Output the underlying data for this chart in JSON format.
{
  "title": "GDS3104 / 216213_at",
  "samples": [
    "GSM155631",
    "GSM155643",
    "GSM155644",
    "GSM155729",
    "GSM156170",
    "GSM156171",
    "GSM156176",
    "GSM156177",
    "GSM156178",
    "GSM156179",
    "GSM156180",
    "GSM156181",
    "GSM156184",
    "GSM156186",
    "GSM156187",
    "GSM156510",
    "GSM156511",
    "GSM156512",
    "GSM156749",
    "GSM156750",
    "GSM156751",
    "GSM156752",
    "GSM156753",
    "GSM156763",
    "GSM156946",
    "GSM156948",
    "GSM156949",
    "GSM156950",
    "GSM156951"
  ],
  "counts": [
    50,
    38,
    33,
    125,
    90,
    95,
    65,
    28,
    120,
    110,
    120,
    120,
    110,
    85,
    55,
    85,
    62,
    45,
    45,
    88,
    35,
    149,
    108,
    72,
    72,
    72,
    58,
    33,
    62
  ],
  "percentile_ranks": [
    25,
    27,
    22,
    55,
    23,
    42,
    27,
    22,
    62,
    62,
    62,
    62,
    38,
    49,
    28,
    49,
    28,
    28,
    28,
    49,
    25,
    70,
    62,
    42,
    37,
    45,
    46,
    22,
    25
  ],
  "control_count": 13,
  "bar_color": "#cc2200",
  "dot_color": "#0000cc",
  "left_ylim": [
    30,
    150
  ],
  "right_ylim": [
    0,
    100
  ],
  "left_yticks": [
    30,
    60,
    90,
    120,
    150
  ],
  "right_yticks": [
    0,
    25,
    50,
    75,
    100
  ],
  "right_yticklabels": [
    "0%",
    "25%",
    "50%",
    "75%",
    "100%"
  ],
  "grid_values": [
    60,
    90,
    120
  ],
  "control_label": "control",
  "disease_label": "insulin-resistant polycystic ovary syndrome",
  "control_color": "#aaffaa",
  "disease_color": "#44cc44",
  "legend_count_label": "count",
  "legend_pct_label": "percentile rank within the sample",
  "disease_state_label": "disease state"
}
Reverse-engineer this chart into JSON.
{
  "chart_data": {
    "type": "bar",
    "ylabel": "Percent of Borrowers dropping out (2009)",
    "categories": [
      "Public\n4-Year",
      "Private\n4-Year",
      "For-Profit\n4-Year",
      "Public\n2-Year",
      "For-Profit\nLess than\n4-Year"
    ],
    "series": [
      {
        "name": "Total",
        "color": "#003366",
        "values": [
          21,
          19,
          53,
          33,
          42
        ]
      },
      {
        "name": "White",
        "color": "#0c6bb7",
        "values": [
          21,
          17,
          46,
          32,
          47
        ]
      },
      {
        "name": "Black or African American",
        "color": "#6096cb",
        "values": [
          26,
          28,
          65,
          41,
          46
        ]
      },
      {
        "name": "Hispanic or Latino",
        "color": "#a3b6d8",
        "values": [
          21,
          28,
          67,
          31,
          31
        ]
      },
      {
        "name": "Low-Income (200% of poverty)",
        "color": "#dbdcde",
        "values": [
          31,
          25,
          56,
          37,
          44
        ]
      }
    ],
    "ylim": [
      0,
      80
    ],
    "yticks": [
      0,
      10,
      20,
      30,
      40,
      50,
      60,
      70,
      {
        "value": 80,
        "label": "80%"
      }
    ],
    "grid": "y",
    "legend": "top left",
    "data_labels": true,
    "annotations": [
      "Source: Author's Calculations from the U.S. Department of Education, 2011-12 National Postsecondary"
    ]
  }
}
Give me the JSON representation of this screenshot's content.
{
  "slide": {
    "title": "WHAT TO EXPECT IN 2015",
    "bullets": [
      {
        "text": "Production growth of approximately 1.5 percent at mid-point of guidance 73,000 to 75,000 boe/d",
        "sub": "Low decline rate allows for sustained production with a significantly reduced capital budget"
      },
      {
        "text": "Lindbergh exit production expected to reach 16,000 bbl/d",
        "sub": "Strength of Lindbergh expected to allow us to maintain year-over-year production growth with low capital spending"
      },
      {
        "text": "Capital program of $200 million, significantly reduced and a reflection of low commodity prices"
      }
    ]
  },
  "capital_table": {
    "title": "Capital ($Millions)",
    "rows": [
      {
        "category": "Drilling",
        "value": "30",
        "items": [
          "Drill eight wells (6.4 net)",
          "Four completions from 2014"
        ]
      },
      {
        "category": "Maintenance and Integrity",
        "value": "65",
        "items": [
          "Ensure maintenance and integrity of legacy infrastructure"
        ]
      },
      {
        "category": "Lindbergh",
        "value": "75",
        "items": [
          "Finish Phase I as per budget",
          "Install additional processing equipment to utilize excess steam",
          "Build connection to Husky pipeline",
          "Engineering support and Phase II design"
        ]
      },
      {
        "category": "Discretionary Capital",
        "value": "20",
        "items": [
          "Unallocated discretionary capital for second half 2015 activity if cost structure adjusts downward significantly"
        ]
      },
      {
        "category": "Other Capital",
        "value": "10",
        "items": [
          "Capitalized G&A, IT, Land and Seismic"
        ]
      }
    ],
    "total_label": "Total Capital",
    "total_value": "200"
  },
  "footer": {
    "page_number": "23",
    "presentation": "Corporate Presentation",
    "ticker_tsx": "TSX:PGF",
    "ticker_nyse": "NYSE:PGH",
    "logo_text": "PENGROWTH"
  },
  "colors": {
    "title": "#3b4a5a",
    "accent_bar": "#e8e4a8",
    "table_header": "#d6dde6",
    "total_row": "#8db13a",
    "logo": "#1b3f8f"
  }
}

• • • • • • •

Written problem:
Set down all of the data above, word for word.

Result of this exercise:
Output the underlying data for this chart in JSON format.
{
  "title": "GDS3104 / 216213_at",
  "samples": [
    "GSM155631",
    "GSM155643",
    "GSM155644",
    "GSM155729",
    "GSM156170",
    "GSM156171",
    "GSM156176",
    "GSM156177",
    "GSM156178",
    "GSM156179",
    "GSM156180",
    "GSM156181",
    "GSM156184",
    "GSM156186",
    "GSM156187",
    "GSM156510",
    "GSM156511",
    "GSM156512",
    "GSM156749",
    "GSM156750",
    "GSM156751",
    "GSM156752",
    "GSM156753",
    "GSM156763",
    "GSM156946",
    "GSM156948",
    "GSM156949",
    "GSM156950",
    "GSM156951"
  ],
  "counts": [
    50,
    38,
    33,
    125,
    90,
    95,
    65,
    28,
    120,
    110,
    120,
    120,
    110,
    85,
    55,
    85,
    62,
    45,
    45,
    88,
    35,
    149,
    108,
    72,
    72,
    72,
    58,
    33,
    62
  ],
  "percentile_ranks": [
    25,
    27,
    22,
    55,
    23,
    42,
    27,
    22,
    62,
    62,
    62,
    62,
    38,
    49,
    28,
    49,
    28,
    28,
    28,
    49,
    25,
    70,
    62,
    42,
    37,
    45,
    46,
    22,
    25
  ],
  "control_count": 13,
  "bar_color": "#cc2200",
  "dot_color": "#0000cc",
  "left_ylim": [
    30,
    150
  ],
  "right_ylim": [
    0,
    100
  ],
  "left_yticks": [
    30,
    60,
    90,
    120,
    150
  ],
  "right_yticks": [
    0,
    25,
    50,
    75,
    100
  ],
  "right_yticklabels": [
    "0%",
    "25%",
    "50%",
    "75%",
    "100%"
  ],
  "grid_values": [
    60,
    90,
    120
  ],
  "control_label": "control",
  "disease_label": "insulin-resistant polycystic ovary syndrome",
  "control_color": "#aaffaa",
  "disease_color": "#44cc44",
  "legend_count_label": "count",
  "legend_pct_label": "percentile rank within the sample",
  "disease_state_label": "disease state"
}
Reverse-engineer this chart into JSON.
{
  "chart_data": {
    "type": "bar",
    "ylabel": "Percent of Borrowers dropping out (2009)",
    "categories": [
      "Public\n4-Year",
      "Private\n4-Year",
      "For-Profit\n4-Year",
      "Public\n2-Year",
      "For-Profit\nLess than\n4-Year"
    ],
    "series": [
      {
        "name": "Total",
        "color": "#003366",
        "values": [
          21,
          19,
          53,
          33,
          42
        ]
      },
      {
        "name": "White",
        "color": "#0c6bb7",
        "values": [
          21,
          17,
          46,
          32,
          47
        ]
      },
      {
        "name": "Black or African American",
        "color": "#6096cb",
        "values": [
          26,
          28,
          65,
          41,
          46
        ]
      },
      {
        "name": "Hispanic or Latino",
        "color": "#a3b6d8",
        "values": [
          21,
          28,
          67,
          31,
          31
        ]
      },
      {
        "name": "Low-Income (200% of poverty)",
        "color": "#dbdcde",
        "values": [
          31,
          25,
          56,
          37,
          44
        ]
      }
    ],
    "ylim": [
      0,
      80
    ],
    "yticks": [
      0,
      10,
      20,
      30,
      40,
      50,
      60,
      70,
      {
        "value": 80,
        "label": "80%"
      }
    ],
    "grid": "y",
    "legend": "top left",
    "data_labels": true,
    "annotations": [
      "Source: Author's Calculations from the U.S. Department of Education, 2011-12 National Postsecondary"
    ]
  }
}
Give me the JSON representation of this screenshot's content.
{
  "slide": {
    "title": "WHAT TO EXPECT IN 2015",
    "bullets": [
      {
        "text": "Production growth of approximately 1.5 percent at mid-point of guidance 73,000 to 75,000 boe/d",
        "sub": "Low decline rate allows for sustained production with a significantly reduced capital budget"
      },
      {
        "text": "Lindbergh exit production expected to reach 16,000 bbl/d",
        "sub": "Strength of Lindbergh expected to allow us to maintain year-over-year production growth with low capital spending"
      },
      {
        "text": "Capital program of $200 million, significantly reduced and a reflection of low commodity prices"
      }
    ]
  },
  "capital_table": {
    "title": "Capital ($Millions)",
    "rows": [
      {
        "category": "Drilling",
        "value": "30",
        "items": [
          "Drill eight wells (6.4 net)",
          "Four completions from 2014"
        ]
      },
      {
        "category": "Maintenance and Integrity",
        "value": "65",
        "items": [
          "Ensure maintenance and integrity of legacy infrastructure"
        ]
      },
      {
        "category": "Lindbergh",
        "value": "75",
        "items": [
          "Finish Phase I as per budget",
          "Install additional processing equipment to utilize excess steam",
          "Build connection to Husky pipeline",
          "Engineering support and Phase II design"
        ]
      },
      {
        "category": "Discretionary Capital",
        "value": "20",
        "items": [
          "Unallocated discretionary capital for second half 2015 activity if cost structure adjusts downward significantly"
        ]
      },
      {
        "category": "Other Capital",
        "value": "10",
        "items": [
          "Capitalized G&A, IT, Land and Seismic"
        ]
      }
    ],
    "total_label": "Total Capital",
    "total_value": "200"
  },
  "footer": {
    "page_number": "23",
    "presentation": "Corporate Presentation",
    "ticker_tsx": "TSX:PGF",
    "ticker_nyse": "NYSE:PGH",
    "logo_text": "PENGROWTH"
  },
  "colors": {
    "title": "#3b4a5a",
    "accent_bar": "#e8e4a8",
    "table_header": "#d6dde6",
    "total_row": "#8db13a",
    "logo": "#1b3f8f"
  }
}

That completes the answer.